◆ EXERCISE DIRECTIONS: Select and copy out every line in the records containing "text".

◆ DATA SHOWN:
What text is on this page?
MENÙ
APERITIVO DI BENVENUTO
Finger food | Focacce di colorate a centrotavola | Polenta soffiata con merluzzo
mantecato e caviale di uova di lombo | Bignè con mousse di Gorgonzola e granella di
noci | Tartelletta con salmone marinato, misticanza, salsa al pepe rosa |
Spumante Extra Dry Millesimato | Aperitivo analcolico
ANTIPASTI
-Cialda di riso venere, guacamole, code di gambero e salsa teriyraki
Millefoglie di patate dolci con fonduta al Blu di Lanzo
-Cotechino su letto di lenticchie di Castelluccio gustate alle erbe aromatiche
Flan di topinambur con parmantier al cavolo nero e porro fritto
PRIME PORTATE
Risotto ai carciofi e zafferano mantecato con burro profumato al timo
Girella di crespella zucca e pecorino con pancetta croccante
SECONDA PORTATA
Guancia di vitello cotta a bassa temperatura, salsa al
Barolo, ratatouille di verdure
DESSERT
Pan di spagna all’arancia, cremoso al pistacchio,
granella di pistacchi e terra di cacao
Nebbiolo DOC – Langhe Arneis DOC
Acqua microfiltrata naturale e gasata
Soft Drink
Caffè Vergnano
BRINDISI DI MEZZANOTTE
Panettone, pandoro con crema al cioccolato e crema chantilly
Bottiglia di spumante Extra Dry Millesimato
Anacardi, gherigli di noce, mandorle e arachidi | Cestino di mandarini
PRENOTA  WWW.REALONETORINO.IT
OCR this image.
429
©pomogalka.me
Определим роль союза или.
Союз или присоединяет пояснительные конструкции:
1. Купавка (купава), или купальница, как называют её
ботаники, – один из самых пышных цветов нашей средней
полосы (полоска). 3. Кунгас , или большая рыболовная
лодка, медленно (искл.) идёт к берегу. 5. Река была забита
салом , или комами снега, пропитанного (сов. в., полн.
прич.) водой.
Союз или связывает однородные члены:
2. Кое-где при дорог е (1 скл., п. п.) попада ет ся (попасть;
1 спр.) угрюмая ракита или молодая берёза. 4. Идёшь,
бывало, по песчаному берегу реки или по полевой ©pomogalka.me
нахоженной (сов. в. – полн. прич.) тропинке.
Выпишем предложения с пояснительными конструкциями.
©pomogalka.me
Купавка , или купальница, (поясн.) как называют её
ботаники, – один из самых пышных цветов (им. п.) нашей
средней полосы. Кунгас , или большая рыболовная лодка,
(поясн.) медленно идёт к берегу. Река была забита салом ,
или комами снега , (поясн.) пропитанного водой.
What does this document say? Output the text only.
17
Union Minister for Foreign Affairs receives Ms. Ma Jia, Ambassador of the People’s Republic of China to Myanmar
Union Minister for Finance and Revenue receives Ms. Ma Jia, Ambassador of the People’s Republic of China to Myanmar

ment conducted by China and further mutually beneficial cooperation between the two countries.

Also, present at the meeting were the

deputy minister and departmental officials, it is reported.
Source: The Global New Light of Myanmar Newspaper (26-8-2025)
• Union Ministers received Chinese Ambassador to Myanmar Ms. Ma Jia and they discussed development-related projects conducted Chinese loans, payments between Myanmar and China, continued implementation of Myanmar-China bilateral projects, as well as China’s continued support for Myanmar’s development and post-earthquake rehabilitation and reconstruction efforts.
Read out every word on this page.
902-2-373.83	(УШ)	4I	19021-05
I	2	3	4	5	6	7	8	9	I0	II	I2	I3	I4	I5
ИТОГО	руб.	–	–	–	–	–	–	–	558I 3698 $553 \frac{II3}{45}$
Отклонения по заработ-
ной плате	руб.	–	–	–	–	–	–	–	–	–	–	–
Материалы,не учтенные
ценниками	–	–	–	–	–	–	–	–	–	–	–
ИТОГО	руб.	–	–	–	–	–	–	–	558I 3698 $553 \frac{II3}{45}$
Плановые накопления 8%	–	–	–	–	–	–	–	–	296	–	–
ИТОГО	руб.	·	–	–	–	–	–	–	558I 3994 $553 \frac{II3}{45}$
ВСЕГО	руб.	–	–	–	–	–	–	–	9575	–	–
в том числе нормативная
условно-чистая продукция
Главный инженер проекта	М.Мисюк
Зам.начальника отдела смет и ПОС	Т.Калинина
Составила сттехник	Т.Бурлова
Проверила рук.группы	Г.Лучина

◆ ANSWER FOR THIS EXERCISE:
What text is on this page?
What does this document say? Output the text only.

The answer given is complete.